• **WHAT NEEDS TO BE DONE**: All of the records below should be output exactly.

[Dataset items]
────────────────────
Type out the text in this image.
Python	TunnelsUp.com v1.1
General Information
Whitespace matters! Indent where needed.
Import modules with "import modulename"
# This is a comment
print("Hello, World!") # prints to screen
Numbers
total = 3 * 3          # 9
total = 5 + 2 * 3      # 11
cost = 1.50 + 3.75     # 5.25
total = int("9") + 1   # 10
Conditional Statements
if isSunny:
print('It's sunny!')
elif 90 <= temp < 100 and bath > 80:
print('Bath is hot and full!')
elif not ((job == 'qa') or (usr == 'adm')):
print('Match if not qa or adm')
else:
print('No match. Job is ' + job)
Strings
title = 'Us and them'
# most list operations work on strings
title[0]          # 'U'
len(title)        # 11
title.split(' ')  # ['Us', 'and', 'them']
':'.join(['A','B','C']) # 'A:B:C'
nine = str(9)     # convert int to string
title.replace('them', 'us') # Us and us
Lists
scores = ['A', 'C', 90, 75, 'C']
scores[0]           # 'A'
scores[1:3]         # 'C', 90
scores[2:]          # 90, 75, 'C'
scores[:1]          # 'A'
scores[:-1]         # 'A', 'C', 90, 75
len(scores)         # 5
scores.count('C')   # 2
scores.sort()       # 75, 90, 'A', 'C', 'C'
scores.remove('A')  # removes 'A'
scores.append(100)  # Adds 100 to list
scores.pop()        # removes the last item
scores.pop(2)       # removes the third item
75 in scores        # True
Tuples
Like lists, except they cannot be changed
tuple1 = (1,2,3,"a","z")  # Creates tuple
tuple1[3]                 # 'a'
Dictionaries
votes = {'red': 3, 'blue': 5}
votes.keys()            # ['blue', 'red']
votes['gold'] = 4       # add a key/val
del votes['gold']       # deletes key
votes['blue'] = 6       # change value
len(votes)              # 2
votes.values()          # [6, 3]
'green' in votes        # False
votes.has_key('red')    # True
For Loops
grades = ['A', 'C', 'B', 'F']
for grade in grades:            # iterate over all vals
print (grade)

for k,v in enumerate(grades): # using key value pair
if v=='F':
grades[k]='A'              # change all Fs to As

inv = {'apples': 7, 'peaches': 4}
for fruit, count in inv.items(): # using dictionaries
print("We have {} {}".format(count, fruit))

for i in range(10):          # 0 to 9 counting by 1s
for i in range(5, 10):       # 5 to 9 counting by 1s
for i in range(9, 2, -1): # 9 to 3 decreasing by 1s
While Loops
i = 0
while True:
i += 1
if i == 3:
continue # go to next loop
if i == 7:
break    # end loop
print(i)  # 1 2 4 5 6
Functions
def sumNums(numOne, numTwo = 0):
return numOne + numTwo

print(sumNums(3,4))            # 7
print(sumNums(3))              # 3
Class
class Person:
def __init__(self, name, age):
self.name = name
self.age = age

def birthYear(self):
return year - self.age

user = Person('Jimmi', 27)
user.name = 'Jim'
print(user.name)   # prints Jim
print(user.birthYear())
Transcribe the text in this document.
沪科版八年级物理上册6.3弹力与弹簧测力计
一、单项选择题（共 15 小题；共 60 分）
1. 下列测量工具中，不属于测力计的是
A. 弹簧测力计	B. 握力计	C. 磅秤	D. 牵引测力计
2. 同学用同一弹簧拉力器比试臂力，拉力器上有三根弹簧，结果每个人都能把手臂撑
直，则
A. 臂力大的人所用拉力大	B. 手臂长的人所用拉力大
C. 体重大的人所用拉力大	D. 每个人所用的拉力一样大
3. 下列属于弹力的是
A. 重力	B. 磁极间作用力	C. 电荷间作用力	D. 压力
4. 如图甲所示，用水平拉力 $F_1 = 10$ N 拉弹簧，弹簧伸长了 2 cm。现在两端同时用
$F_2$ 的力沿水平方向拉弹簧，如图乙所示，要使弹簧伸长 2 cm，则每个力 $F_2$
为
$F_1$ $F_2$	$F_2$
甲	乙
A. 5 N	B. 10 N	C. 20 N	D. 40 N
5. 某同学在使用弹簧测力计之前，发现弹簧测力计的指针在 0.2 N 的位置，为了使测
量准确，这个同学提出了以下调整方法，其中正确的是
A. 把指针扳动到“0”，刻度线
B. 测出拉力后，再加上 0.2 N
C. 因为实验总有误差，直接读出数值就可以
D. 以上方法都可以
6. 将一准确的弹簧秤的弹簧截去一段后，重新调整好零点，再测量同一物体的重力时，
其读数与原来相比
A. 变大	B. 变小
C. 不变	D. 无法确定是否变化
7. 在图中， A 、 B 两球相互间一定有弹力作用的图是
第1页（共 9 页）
────────────────────
• **EXERCISE SOLUTION**:
Type out the text in this image.
Python	TunnelsUp.com v1.1
General Information
Whitespace matters! Indent where needed.
Import modules with "import modulename"
# This is a comment
print("Hello, World!") # prints to screen
Numbers
total = 3 * 3          # 9
total = 5 + 2 * 3      # 11
cost = 1.50 + 3.75     # 5.25
total = int("9") + 1   # 10
Conditional Statements
if isSunny:
print('It's sunny!')
elif 90 <= temp < 100 and bath > 80:
print('Bath is hot and full!')
elif not ((job == 'qa') or (usr == 'adm')):
print('Match if not qa or adm')
else:
print('No match. Job is ' + job)
Strings
title = 'Us and them'
# most list operations work on strings
title[0]          # 'U'
len(title)        # 11
title.split(' ')  # ['Us', 'and', 'them']
':'.join(['A','B','C']) # 'A:B:C'
nine = str(9)     # convert int to string
title.replace('them', 'us') # Us and us
Lists
scores = ['A', 'C', 90, 75, 'C']
scores[0]           # 'A'
scores[1:3]         # 'C', 90
scores[2:]          # 90, 75, 'C'
scores[:1]          # 'A'
scores[:-1]         # 'A', 'C', 90, 75
len(scores)         # 5
scores.count('C')   # 2
scores.sort()       # 75, 90, 'A', 'C', 'C'
scores.remove('A')  # removes 'A'
scores.append(100)  # Adds 100 to list
scores.pop()        # removes the last item
scores.pop(2)       # removes the third item
75 in scores        # True
Tuples
Like lists, except they cannot be changed
tuple1 = (1,2,3,"a","z")  # Creates tuple
tuple1[3]                 # 'a'
Dictionaries
votes = {'red': 3, 'blue': 5}
votes.keys()            # ['blue', 'red']
votes['gold'] = 4       # add a key/val
del votes['gold']       # deletes key
votes['blue'] = 6       # change value
len(votes)              # 2
votes.values()          # [6, 3]
'green' in votes        # False
votes.has_key('red')    # True
For Loops
grades = ['A', 'C', 'B', 'F']
for grade in grades:            # iterate over all vals
print (grade)

for k,v in enumerate(grades): # using key value pair
if v=='F':
grades[k]='A'              # change all Fs to As

inv = {'apples': 7, 'peaches': 4}
for fruit, count in inv.items(): # using dictionaries
print("We have {} {}".format(count, fruit))

for i in range(10):          # 0 to 9 counting by 1s
for i in range(5, 10):       # 5 to 9 counting by 1s
for i in range(9, 2, -1): # 9 to 3 decreasing by 1s
While Loops
i = 0
while True:
i += 1
if i == 3:
continue # go to next loop
if i == 7:
break    # end loop
print(i)  # 1 2 4 5 6
Functions
def sumNums(numOne, numTwo = 0):
return numOne + numTwo

print(sumNums(3,4))            # 7
print(sumNums(3))              # 3
Class
class Person:
def __init__(self, name, age):
self.name = name
self.age = age

def birthYear(self):
return year - self.age

user = Person('Jimmi', 27)
user.name = 'Jim'
print(user.name)   # prints Jim
print(user.birthYear())
Transcribe the text in this document.
沪科版八年级物理上册6.3弹力与弹簧测力计
一、单项选择题（共 15 小题；共 60 分）
1. 下列测量工具中，不属于测力计的是
A. 弹簧测力计	B. 握力计	C. 磅秤	D. 牵引测力计
2. 同学用同一弹簧拉力器比试臂力，拉力器上有三根弹簧，结果每个人都能把手臂撑
直，则
A. 臂力大的人所用拉力大	B. 手臂长的人所用拉力大
C. 体重大的人所用拉力大	D. 每个人所用的拉力一样大
3. 下列属于弹力的是
A. 重力	B. 磁极间作用力	C. 电荷间作用力	D. 压力
4. 如图甲所示，用水平拉力 $F_1 = 10$ N 拉弹簧，弹簧伸长了 2 cm。现在两端同时用
$F_2$ 的力沿水平方向拉弹簧，如图乙所示，要使弹簧伸长 2 cm，则每个力 $F_2$
为
$F_1$ $F_2$	$F_2$
甲	乙
A. 5 N	B. 10 N	C. 20 N	D. 40 N
5. 某同学在使用弹簧测力计之前，发现弹簧测力计的指针在 0.2 N 的位置，为了使测
量准确，这个同学提出了以下调整方法，其中正确的是
A. 把指针扳动到“0”，刻度线
B. 测出拉力后，再加上 0.2 N
C. 因为实验总有误差，直接读出数值就可以
D. 以上方法都可以
6. 将一准确的弹簧秤的弹簧截去一段后，重新调整好零点，再测量同一物体的重力时，
其读数与原来相比
A. 变大	B. 变小
C. 不变	D. 无法确定是否变化
7. 在图中， A 、 B 两球相互间一定有弹力作用的图是
第1页（共 9 页）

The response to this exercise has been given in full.